• [Task brief] Drop all images and give the records again exactly.

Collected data
_ _ _

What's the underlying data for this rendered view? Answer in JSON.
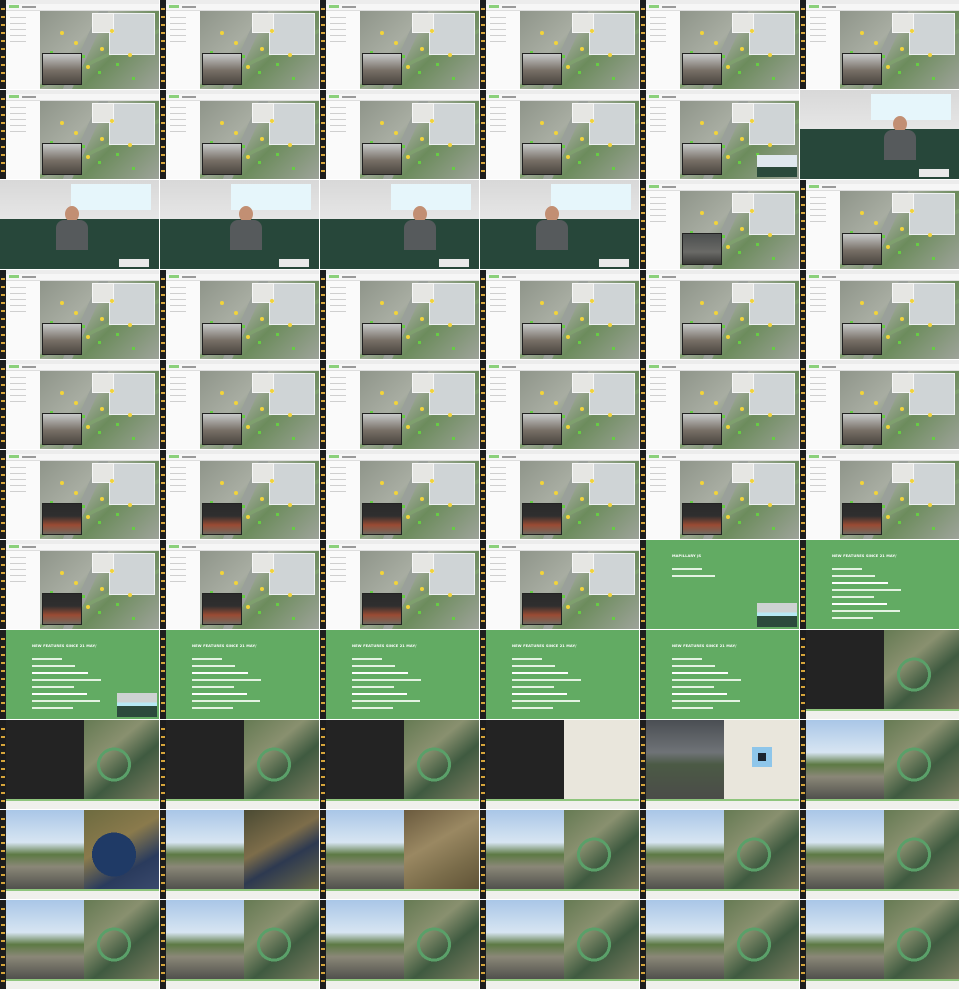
{
  "sheet": {
    "rows": 11,
    "cols": 6,
    "frames": [
      "map",
      "map",
      "map",
      "map",
      "map",
      "map",
      "map",
      "map",
      "map",
      "map",
      "map-speaker",
      "cam",
      "cam",
      "cam",
      "cam",
      "cam",
      "map-dark",
      "map",
      "map",
      "map",
      "map",
      "map",
      "map",
      "map",
      "map",
      "map",
      "map",
      "map",
      "map",
      "map",
      "map",
      "map",
      "map",
      "map",
      "map",
      "map",
      "map",
      "map",
      "map",
      "map",
      "slide-short",
      "slide",
      "slide-pip",
      "slide",
      "slide",
      "slide",
      "slide",
      "split",
      "split",
      "split",
      "split",
      "split-beige",
      "split-dusk",
      "split-street",
      "split-europe",
      "split-coast",
      "split-terrain",
      "split-street",
      "split-street",
      "split-street",
      "split-street",
      "split-street",
      "split-street",
      "split-street",
      "split-street",
      "split-street"
    ]
  },
  "slides": {
    "title": "NEW FEATURES SINCE 21 MAY/",
    "short_title": "MAPILLARY JS",
    "colors": {
      "background": "#62ab63",
      "text": "#ffffff"
    }
  },
  "colors": {
    "accent_yellow": "#f2d43a",
    "accent_green": "#66cc44",
    "dark_bar": "#1d1d1d"
  }
}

_ _ _

• [Expected answer]
What's the underlying data for this rendered view? Answer in JSON.
{
  "sheet": {
    "rows": 11,
    "cols": 6,
    "frames": [
      "map",
      "map",
      "map",
      "map",
      "map",
      "map",
      "map",
      "map",
      "map",
      "map",
      "map-speaker",
      "cam",
      "cam",
      "cam",
      "cam",
      "cam",
      "map-dark",
      "map",
      "map",
      "map",
      "map",
      "map",
      "map",
      "map",
      "map",
      "map",
      "map",
      "map",
      "map",
      "map",
      "map",
      "map",
      "map",
      "map",
      "map",
      "map",
      "map",
      "map",
      "map",
      "map",
      "slide-short",
      "slide",
      "slide-pip",
      "slide",
      "slide",
      "slide",
      "slide",
      "split",
      "split",
      "split",
      "split",
      "split-beige",
      "split-dusk",
      "split-street",
      "split-europe",
      "split-coast",
      "split-terrain",
      "split-street",
      "split-street",
      "split-street",
      "split-street",
      "split-street",
      "split-street",
      "split-street",
      "split-street",
      "split-street"
    ]
  },
  "slides": {
    "title": "NEW FEATURES SINCE 21 MAY/",
    "short_title": "MAPILLARY JS",
    "colors": {
      "background": "#62ab63",
      "text": "#ffffff"
    }
  },
  "colors": {
    "accent_yellow": "#f2d43a",
    "accent_green": "#66cc44",
    "dark_bar": "#1d1d1d"
  }
}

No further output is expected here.